[Records excerpted from a collection]
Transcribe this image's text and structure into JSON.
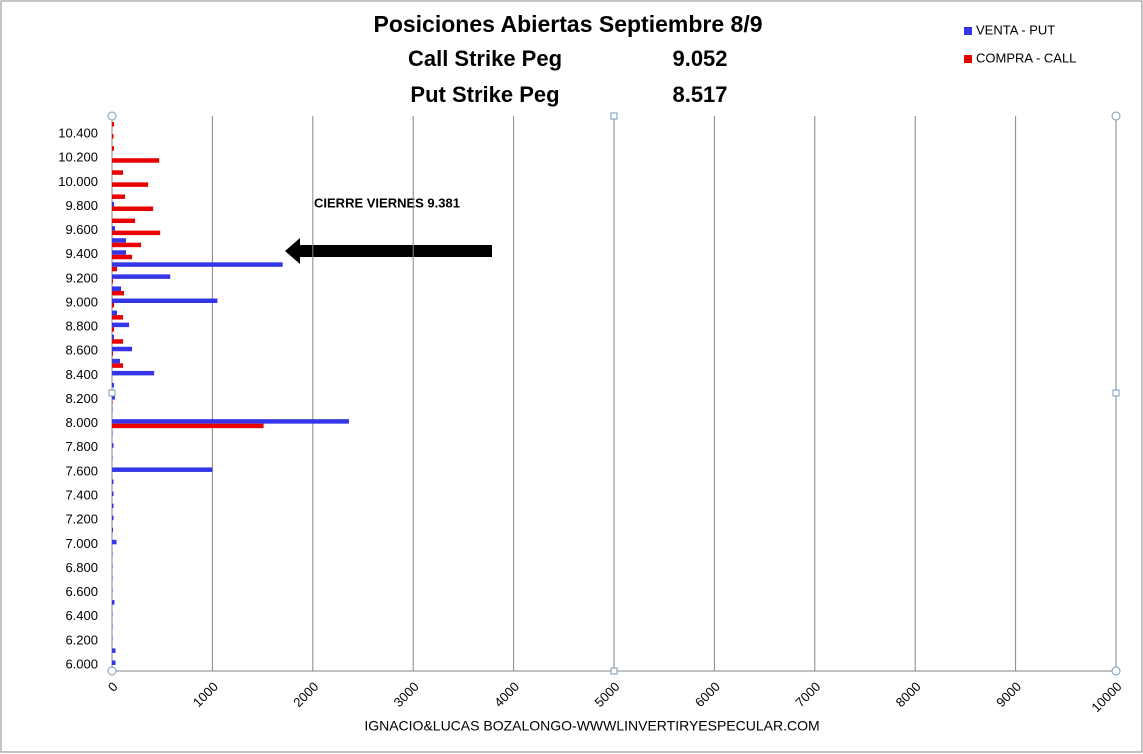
{
  "chart_data": {
    "type": "hbar",
    "title": "Posiciones Abiertas Septiembre 8/9",
    "pegs": [
      {
        "label": "Call Strike Peg",
        "value": 9.052
      },
      {
        "label": "Put Strike Peg",
        "value": 8.517
      }
    ],
    "annotation": "CIERRE VIERNES 9.381",
    "footer": "IGNACIO&LUCAS BOZALONGO-WWWLINVERTIRYESPECULAR.COM",
    "categories": [
      "6.000",
      null,
      "6.200",
      null,
      "6.400",
      null,
      "6.600",
      null,
      "6.800",
      null,
      "7.000",
      null,
      "7.200",
      null,
      "7.400",
      null,
      "7.600",
      null,
      "7.800",
      null,
      "8.000",
      null,
      "8.200",
      null,
      "8.400",
      null,
      "8.600",
      null,
      "8.800",
      null,
      "9.000",
      null,
      "9.200",
      null,
      "9.400",
      null,
      "9.600",
      null,
      "9.800",
      null,
      "10.000",
      null,
      "10.200",
      null,
      "10.400",
      null
    ],
    "series": [
      {
        "name": "VENTA - PUT",
        "color": "#3535e8",
        "values": [
          35,
          35,
          5,
          5,
          5,
          25,
          5,
          5,
          5,
          5,
          45,
          10,
          15,
          15,
          15,
          15,
          1000,
          5,
          15,
          5,
          2360,
          5,
          30,
          20,
          420,
          80,
          200,
          20,
          170,
          50,
          1050,
          90,
          580,
          1700,
          140,
          140,
          30,
          0,
          20,
          0,
          0,
          0,
          0,
          0,
          0,
          0
        ]
      },
      {
        "name": "COMPRA - CALL",
        "color": "#e80000",
        "values": [
          0,
          0,
          0,
          0,
          0,
          0,
          0,
          0,
          0,
          0,
          0,
          0,
          0,
          0,
          0,
          0,
          0,
          0,
          0,
          0,
          1510,
          0,
          5,
          0,
          0,
          110,
          10,
          110,
          20,
          110,
          20,
          120,
          10,
          50,
          200,
          290,
          480,
          230,
          410,
          130,
          360,
          110,
          470,
          20,
          15,
          20
        ]
      }
    ],
    "xlim": [
      0,
      10000
    ],
    "xticks": [
      0,
      1000,
      2000,
      3000,
      4000,
      5000,
      6000,
      7000,
      8000,
      9000,
      10000
    ],
    "grid": true,
    "legend": "top-right"
  }
}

TASK GOAL
Copy out the whole listing exactly, and don't carry over any pictures.

SOLUTION FOR THIS EXERCISE
Transcribe this image's text and structure into JSON.
{
  "chart_data": {
    "type": "hbar",
    "title": "Posiciones Abiertas Septiembre 8/9",
    "pegs": [
      {
        "label": "Call Strike Peg",
        "value": 9.052
      },
      {
        "label": "Put Strike Peg",
        "value": 8.517
      }
    ],
    "annotation": "CIERRE VIERNES 9.381",
    "footer": "IGNACIO&LUCAS BOZALONGO-WWWLINVERTIRYESPECULAR.COM",
    "categories": [
      "6.000",
      null,
      "6.200",
      null,
      "6.400",
      null,
      "6.600",
      null,
      "6.800",
      null,
      "7.000",
      null,
      "7.200",
      null,
      "7.400",
      null,
      "7.600",
      null,
      "7.800",
      null,
      "8.000",
      null,
      "8.200",
      null,
      "8.400",
      null,
      "8.600",
      null,
      "8.800",
      null,
      "9.000",
      null,
      "9.200",
      null,
      "9.400",
      null,
      "9.600",
      null,
      "9.800",
      null,
      "10.000",
      null,
      "10.200",
      null,
      "10.400",
      null
    ],
    "series": [
      {
        "name": "VENTA - PUT",
        "color": "#3535e8",
        "values": [
          35,
          35,
          5,
          5,
          5,
          25,
          5,
          5,
          5,
          5,
          45,
          10,
          15,
          15,
          15,
          15,
          1000,
          5,
          15,
          5,
          2360,
          5,
          30,
          20,
          420,
          80,
          200,
          20,
          170,
          50,
          1050,
          90,
          580,
          1700,
          140,
          140,
          30,
          0,
          20,
          0,
          0,
          0,
          0,
          0,
          0,
          0
        ]
      },
      {
        "name": "COMPRA - CALL",
        "color": "#e80000",
        "values": [
          0,
          0,
          0,
          0,
          0,
          0,
          0,
          0,
          0,
          0,
          0,
          0,
          0,
          0,
          0,
          0,
          0,
          0,
          0,
          0,
          1510,
          0,
          5,
          0,
          0,
          110,
          10,
          110,
          20,
          110,
          20,
          120,
          10,
          50,
          200,
          290,
          480,
          230,
          410,
          130,
          360,
          110,
          470,
          20,
          15,
          20
        ]
      }
    ],
    "xlim": [
      0,
      10000
    ],
    "xticks": [
      0,
      1000,
      2000,
      3000,
      4000,
      5000,
      6000,
      7000,
      8000,
      9000,
      10000
    ],
    "grid": true,
    "legend": "top-right"
  }
}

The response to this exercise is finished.